**Aim**
Copy all of the records below verbatim.

**Entries from a dataset**
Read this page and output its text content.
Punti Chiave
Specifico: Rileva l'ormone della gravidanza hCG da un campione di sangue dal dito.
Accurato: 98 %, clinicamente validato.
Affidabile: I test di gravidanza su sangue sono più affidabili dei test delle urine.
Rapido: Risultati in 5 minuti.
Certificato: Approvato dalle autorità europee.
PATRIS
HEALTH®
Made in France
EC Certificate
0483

**Full output**
Read this page and output its text content.
Punti Chiave
Specifico: Rileva l'ormone della gravidanza hCG da un campione di sangue dal dito.
Accurato: 98 %, clinicamente validato.
Affidabile: I test di gravidanza su sangue sono più affidabili dei test delle urine.
Rapido: Risultati in 5 minuti.
Certificato: Approvato dalle autorità europee.
PATRIS
HEALTH®
Made in France
EC Certificate
0483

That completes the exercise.